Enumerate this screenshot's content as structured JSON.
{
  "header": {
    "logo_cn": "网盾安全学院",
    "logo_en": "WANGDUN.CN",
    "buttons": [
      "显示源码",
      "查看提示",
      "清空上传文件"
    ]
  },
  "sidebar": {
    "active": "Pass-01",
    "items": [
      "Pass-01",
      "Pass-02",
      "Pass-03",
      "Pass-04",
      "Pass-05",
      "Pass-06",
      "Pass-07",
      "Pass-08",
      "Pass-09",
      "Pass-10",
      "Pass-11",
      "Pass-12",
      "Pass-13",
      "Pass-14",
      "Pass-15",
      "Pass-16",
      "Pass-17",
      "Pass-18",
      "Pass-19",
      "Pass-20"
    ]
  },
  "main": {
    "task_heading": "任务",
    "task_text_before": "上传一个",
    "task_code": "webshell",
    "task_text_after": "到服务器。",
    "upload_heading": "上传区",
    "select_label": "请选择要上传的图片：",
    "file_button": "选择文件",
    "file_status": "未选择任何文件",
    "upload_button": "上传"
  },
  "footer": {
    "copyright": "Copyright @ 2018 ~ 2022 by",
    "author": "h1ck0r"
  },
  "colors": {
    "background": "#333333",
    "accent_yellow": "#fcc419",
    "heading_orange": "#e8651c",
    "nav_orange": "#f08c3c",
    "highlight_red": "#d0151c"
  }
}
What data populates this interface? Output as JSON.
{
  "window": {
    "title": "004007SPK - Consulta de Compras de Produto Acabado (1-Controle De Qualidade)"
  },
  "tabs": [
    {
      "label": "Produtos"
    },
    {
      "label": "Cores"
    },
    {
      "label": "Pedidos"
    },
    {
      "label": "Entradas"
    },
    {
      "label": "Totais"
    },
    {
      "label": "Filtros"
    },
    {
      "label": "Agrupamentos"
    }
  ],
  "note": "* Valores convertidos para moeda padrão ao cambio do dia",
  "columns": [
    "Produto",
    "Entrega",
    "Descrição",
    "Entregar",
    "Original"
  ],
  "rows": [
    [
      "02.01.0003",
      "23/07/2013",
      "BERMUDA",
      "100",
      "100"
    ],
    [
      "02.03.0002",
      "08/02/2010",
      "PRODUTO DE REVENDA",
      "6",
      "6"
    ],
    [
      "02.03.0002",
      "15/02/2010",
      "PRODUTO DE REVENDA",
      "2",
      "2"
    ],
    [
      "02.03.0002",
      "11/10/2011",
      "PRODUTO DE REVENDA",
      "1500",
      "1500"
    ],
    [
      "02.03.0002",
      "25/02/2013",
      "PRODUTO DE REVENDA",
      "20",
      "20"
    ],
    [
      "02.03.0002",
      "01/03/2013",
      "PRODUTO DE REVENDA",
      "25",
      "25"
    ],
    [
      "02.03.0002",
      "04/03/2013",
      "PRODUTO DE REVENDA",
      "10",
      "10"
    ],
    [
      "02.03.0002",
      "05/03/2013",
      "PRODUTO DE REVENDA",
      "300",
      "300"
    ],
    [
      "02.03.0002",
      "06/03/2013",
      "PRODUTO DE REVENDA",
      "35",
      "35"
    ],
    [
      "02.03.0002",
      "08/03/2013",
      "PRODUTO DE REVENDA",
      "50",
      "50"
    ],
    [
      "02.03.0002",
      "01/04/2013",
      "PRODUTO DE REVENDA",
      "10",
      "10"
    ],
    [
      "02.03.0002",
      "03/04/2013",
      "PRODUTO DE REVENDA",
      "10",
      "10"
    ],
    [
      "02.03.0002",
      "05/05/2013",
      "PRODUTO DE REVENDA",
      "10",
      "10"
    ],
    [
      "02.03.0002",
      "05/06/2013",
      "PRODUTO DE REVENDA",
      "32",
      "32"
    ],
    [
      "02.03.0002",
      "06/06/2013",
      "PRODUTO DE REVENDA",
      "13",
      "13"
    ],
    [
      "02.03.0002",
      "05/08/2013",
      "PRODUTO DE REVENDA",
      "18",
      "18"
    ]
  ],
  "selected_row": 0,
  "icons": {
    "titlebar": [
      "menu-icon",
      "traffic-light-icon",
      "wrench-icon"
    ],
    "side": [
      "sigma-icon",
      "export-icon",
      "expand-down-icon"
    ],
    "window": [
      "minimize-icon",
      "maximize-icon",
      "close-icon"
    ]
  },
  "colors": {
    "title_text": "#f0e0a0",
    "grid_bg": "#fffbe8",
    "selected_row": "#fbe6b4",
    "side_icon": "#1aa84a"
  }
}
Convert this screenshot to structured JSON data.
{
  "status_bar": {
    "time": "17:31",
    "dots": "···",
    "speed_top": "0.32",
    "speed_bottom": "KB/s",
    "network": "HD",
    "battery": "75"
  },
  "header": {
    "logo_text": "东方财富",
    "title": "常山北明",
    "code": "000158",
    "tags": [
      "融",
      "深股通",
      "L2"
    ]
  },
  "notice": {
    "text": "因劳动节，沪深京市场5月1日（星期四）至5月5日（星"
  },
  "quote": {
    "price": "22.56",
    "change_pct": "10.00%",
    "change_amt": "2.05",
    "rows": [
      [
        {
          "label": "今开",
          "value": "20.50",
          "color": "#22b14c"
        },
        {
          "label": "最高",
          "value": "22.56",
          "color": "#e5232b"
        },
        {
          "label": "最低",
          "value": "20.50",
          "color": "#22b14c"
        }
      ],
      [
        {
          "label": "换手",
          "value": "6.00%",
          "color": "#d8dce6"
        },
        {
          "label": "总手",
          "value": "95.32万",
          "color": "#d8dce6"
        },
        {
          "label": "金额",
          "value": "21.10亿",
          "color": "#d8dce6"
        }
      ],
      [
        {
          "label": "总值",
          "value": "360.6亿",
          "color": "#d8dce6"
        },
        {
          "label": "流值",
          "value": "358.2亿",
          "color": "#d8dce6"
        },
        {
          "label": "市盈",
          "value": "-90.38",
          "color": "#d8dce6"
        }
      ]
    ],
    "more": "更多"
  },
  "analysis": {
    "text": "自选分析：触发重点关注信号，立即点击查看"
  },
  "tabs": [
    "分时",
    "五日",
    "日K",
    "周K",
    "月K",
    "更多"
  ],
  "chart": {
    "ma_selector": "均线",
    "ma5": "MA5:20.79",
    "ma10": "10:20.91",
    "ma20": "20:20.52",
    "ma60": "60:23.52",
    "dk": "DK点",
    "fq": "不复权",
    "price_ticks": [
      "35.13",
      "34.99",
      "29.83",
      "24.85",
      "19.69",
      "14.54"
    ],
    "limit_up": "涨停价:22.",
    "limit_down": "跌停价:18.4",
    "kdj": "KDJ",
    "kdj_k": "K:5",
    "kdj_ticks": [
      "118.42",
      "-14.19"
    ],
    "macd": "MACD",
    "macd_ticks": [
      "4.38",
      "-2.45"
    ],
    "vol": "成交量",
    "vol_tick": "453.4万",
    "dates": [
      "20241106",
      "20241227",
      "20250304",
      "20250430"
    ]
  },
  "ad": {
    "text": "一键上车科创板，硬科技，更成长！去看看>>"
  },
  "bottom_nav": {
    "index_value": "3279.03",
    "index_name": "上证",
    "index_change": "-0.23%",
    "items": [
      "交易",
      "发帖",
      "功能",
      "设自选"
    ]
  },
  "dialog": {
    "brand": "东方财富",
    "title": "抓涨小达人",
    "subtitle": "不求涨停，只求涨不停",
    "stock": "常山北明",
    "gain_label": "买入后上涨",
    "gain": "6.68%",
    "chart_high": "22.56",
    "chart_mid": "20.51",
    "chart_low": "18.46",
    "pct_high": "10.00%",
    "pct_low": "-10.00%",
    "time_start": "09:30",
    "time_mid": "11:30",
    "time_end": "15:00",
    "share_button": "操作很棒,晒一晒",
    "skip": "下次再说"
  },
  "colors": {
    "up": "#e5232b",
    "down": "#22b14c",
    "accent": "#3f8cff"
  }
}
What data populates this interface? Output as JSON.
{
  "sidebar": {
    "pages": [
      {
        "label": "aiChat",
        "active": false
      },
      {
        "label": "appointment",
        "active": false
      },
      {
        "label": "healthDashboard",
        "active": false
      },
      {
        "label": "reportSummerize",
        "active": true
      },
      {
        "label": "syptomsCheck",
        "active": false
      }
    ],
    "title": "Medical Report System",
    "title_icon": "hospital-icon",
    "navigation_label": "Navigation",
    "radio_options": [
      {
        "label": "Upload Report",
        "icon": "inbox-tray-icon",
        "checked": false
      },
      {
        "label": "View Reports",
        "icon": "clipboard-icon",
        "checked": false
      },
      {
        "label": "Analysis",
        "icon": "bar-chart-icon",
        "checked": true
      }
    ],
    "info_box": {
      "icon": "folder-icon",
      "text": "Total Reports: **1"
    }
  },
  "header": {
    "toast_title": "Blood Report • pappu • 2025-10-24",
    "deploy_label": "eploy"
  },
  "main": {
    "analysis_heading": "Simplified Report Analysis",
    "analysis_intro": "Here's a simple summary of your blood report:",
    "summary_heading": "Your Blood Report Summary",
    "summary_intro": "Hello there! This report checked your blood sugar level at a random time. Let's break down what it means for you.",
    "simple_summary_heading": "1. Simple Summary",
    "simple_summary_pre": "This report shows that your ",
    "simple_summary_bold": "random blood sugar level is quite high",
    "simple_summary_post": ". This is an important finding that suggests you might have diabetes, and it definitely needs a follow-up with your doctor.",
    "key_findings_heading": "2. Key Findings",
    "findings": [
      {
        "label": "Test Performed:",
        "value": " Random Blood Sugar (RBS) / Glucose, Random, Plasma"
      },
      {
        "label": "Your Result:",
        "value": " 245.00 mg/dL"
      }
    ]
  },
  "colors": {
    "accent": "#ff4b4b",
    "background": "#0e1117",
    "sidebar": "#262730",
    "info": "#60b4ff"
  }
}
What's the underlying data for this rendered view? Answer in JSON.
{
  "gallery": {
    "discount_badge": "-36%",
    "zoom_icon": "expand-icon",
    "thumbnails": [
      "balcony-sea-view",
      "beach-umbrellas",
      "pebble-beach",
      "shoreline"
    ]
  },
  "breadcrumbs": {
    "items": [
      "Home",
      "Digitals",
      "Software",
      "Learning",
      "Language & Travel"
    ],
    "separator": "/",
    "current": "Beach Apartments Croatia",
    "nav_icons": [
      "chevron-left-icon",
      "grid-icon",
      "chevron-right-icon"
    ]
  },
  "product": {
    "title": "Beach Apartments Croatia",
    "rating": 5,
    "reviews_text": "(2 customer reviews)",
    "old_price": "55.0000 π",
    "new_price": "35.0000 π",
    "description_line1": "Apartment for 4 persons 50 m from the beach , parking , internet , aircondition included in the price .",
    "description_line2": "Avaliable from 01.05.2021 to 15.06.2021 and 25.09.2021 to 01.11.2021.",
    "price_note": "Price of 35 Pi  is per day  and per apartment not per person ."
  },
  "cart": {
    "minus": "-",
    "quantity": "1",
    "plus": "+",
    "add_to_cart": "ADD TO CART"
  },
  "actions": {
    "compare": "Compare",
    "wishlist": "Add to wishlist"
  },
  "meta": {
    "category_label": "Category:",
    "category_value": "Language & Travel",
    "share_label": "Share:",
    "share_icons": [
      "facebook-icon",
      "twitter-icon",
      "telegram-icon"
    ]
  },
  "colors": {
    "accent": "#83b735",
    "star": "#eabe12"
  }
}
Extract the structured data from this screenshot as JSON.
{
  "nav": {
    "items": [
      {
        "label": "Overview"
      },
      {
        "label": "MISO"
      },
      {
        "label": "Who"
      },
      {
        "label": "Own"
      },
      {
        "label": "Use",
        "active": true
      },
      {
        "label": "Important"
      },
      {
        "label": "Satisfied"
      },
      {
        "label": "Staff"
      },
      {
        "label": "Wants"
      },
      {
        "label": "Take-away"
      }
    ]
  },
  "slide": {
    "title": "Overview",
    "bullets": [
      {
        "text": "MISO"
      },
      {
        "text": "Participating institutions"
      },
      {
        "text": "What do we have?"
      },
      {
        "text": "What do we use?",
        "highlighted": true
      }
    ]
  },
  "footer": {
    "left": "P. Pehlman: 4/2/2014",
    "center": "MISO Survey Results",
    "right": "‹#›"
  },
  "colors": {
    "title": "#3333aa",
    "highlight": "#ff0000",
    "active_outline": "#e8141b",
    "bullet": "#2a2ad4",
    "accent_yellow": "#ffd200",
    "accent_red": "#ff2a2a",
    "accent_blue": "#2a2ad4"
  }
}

• • •

Set problem. How many of the lines above hold the word "level"? Give only that number.

In response. 2